───── RECORD EXCERPTS ─────

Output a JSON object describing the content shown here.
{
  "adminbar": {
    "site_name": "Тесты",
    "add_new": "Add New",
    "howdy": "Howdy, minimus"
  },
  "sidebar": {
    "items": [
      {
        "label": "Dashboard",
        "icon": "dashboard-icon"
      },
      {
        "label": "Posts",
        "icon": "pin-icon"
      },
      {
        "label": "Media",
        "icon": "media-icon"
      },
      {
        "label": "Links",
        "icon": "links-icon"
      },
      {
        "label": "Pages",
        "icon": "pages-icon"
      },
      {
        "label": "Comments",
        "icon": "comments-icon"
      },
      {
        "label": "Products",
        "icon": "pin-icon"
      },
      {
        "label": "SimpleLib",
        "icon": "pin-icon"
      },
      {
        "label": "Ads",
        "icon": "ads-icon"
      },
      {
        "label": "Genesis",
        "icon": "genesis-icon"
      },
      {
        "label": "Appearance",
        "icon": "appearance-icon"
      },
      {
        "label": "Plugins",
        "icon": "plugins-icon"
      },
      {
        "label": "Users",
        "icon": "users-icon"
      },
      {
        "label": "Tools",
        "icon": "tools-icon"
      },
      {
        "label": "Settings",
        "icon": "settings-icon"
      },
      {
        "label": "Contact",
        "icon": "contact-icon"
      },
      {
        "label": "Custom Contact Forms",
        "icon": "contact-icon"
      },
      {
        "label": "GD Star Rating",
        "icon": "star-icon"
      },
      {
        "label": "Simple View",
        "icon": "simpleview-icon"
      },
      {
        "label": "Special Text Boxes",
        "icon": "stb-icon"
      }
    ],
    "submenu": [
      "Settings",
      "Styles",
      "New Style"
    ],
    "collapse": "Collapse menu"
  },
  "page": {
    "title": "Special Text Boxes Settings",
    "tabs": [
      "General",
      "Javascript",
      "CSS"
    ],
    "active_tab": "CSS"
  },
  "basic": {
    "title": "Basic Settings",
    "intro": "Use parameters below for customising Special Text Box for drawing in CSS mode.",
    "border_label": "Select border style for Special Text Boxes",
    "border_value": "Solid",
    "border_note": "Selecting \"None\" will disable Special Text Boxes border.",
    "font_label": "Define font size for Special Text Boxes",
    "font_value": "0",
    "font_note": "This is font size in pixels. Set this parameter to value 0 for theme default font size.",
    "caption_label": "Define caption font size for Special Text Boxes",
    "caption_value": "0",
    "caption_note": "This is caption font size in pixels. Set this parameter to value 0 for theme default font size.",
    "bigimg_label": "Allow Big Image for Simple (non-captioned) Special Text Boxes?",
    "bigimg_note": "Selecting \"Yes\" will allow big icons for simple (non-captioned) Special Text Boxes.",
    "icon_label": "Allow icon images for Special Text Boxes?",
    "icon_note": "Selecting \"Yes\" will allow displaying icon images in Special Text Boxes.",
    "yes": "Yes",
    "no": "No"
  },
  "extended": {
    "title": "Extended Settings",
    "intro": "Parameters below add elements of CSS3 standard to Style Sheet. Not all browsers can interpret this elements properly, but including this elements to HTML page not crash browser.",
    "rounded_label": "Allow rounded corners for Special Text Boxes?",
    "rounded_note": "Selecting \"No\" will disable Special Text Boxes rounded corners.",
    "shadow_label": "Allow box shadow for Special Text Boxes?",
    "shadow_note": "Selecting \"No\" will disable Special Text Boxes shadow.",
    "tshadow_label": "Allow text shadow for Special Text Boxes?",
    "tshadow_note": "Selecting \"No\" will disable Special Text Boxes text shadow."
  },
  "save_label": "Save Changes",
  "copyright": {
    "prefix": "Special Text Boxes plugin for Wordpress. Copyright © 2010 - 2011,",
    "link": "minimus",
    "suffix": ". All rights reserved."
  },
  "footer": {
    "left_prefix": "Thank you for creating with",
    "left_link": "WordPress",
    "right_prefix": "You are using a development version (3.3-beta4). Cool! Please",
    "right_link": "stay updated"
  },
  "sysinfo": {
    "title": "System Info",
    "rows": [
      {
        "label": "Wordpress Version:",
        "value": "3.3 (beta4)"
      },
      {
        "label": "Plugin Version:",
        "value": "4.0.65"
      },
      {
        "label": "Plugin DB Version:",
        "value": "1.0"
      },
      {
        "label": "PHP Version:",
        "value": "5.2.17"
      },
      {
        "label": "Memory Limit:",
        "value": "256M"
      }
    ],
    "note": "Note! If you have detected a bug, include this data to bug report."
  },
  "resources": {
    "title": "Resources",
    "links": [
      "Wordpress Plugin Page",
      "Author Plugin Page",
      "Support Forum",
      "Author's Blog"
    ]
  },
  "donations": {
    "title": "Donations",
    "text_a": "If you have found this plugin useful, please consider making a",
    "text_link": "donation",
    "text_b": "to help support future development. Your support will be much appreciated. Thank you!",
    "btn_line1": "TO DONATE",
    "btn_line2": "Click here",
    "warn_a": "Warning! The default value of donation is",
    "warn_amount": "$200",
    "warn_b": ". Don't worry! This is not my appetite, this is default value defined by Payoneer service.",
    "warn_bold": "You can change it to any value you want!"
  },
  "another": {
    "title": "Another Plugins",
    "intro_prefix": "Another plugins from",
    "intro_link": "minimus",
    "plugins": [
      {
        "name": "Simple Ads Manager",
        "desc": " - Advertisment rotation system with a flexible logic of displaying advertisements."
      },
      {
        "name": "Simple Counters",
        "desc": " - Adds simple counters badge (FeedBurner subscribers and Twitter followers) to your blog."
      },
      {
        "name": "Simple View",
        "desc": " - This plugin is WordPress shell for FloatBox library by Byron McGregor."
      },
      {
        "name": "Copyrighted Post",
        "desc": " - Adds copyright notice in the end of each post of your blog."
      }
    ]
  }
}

─────

= WORK ORDER =
The answer should reproduce each entry above in full.

= SOLUTION =
Output a JSON object describing the content shown here.
{
  "adminbar": {
    "site_name": "Тесты",
    "add_new": "Add New",
    "howdy": "Howdy, minimus"
  },
  "sidebar": {
    "items": [
      {
        "label": "Dashboard",
        "icon": "dashboard-icon"
      },
      {
        "label": "Posts",
        "icon": "pin-icon"
      },
      {
        "label": "Media",
        "icon": "media-icon"
      },
      {
        "label": "Links",
        "icon": "links-icon"
      },
      {
        "label": "Pages",
        "icon": "pages-icon"
      },
      {
        "label": "Comments",
        "icon": "comments-icon"
      },
      {
        "label": "Products",
        "icon": "pin-icon"
      },
      {
        "label": "SimpleLib",
        "icon": "pin-icon"
      },
      {
        "label": "Ads",
        "icon": "ads-icon"
      },
      {
        "label": "Genesis",
        "icon": "genesis-icon"
      },
      {
        "label": "Appearance",
        "icon": "appearance-icon"
      },
      {
        "label": "Plugins",
        "icon": "plugins-icon"
      },
      {
        "label": "Users",
        "icon": "users-icon"
      },
      {
        "label": "Tools",
        "icon": "tools-icon"
      },
      {
        "label": "Settings",
        "icon": "settings-icon"
      },
      {
        "label": "Contact",
        "icon": "contact-icon"
      },
      {
        "label": "Custom Contact Forms",
        "icon": "contact-icon"
      },
      {
        "label": "GD Star Rating",
        "icon": "star-icon"
      },
      {
        "label": "Simple View",
        "icon": "simpleview-icon"
      },
      {
        "label": "Special Text Boxes",
        "icon": "stb-icon"
      }
    ],
    "submenu": [
      "Settings",
      "Styles",
      "New Style"
    ],
    "collapse": "Collapse menu"
  },
  "page": {
    "title": "Special Text Boxes Settings",
    "tabs": [
      "General",
      "Javascript",
      "CSS"
    ],
    "active_tab": "CSS"
  },
  "basic": {
    "title": "Basic Settings",
    "intro": "Use parameters below for customising Special Text Box for drawing in CSS mode.",
    "border_label": "Select border style for Special Text Boxes",
    "border_value": "Solid",
    "border_note": "Selecting \"None\" will disable Special Text Boxes border.",
    "font_label": "Define font size for Special Text Boxes",
    "font_value": "0",
    "font_note": "This is font size in pixels. Set this parameter to value 0 for theme default font size.",
    "caption_label": "Define caption font size for Special Text Boxes",
    "caption_value": "0",
    "caption_note": "This is caption font size in pixels. Set this parameter to value 0 for theme default font size.",
    "bigimg_label": "Allow Big Image for Simple (non-captioned) Special Text Boxes?",
    "bigimg_note": "Selecting \"Yes\" will allow big icons for simple (non-captioned) Special Text Boxes.",
    "icon_label": "Allow icon images for Special Text Boxes?",
    "icon_note": "Selecting \"Yes\" will allow displaying icon images in Special Text Boxes.",
    "yes": "Yes",
    "no": "No"
  },
  "extended": {
    "title": "Extended Settings",
    "intro": "Parameters below add elements of CSS3 standard to Style Sheet. Not all browsers can interpret this elements properly, but including this elements to HTML page not crash browser.",
    "rounded_label": "Allow rounded corners for Special Text Boxes?",
    "rounded_note": "Selecting \"No\" will disable Special Text Boxes rounded corners.",
    "shadow_label": "Allow box shadow for Special Text Boxes?",
    "shadow_note": "Selecting \"No\" will disable Special Text Boxes shadow.",
    "tshadow_label": "Allow text shadow for Special Text Boxes?",
    "tshadow_note": "Selecting \"No\" will disable Special Text Boxes text shadow."
  },
  "save_label": "Save Changes",
  "copyright": {
    "prefix": "Special Text Boxes plugin for Wordpress. Copyright © 2010 - 2011,",
    "link": "minimus",
    "suffix": ". All rights reserved."
  },
  "footer": {
    "left_prefix": "Thank you for creating with",
    "left_link": "WordPress",
    "right_prefix": "You are using a development version (3.3-beta4). Cool! Please",
    "right_link": "stay updated"
  },
  "sysinfo": {
    "title": "System Info",
    "rows": [
      {
        "label": "Wordpress Version:",
        "value": "3.3 (beta4)"
      },
      {
        "label": "Plugin Version:",
        "value": "4.0.65"
      },
      {
        "label": "Plugin DB Version:",
        "value": "1.0"
      },
      {
        "label": "PHP Version:",
        "value": "5.2.17"
      },
      {
        "label": "Memory Limit:",
        "value": "256M"
      }
    ],
    "note": "Note! If you have detected a bug, include this data to bug report."
  },
  "resources": {
    "title": "Resources",
    "links": [
      "Wordpress Plugin Page",
      "Author Plugin Page",
      "Support Forum",
      "Author's Blog"
    ]
  },
  "donations": {
    "title": "Donations",
    "text_a": "If you have found this plugin useful, please consider making a",
    "text_link": "donation",
    "text_b": "to help support future development. Your support will be much appreciated. Thank you!",
    "btn_line1": "TO DONATE",
    "btn_line2": "Click here",
    "warn_a": "Warning! The default value of donation is",
    "warn_amount": "$200",
    "warn_b": ". Don't worry! This is not my appetite, this is default value defined by Payoneer service.",
    "warn_bold": "You can change it to any value you want!"
  },
  "another": {
    "title": "Another Plugins",
    "intro_prefix": "Another plugins from",
    "intro_link": "minimus",
    "plugins": [
      {
        "name": "Simple Ads Manager",
        "desc": " - Advertisment rotation system with a flexible logic of displaying advertisements."
      },
      {
        "name": "Simple Counters",
        "desc": " - Adds simple counters badge (FeedBurner subscribers and Twitter followers) to your blog."
      },
      {
        "name": "Simple View",
        "desc": " - This plugin is WordPress shell for FloatBox library by Byron McGregor."
      },
      {
        "name": "Copyrighted Post",
        "desc": " - Adds copyright notice in the end of each post of your blog."
      }
    ]
  }
}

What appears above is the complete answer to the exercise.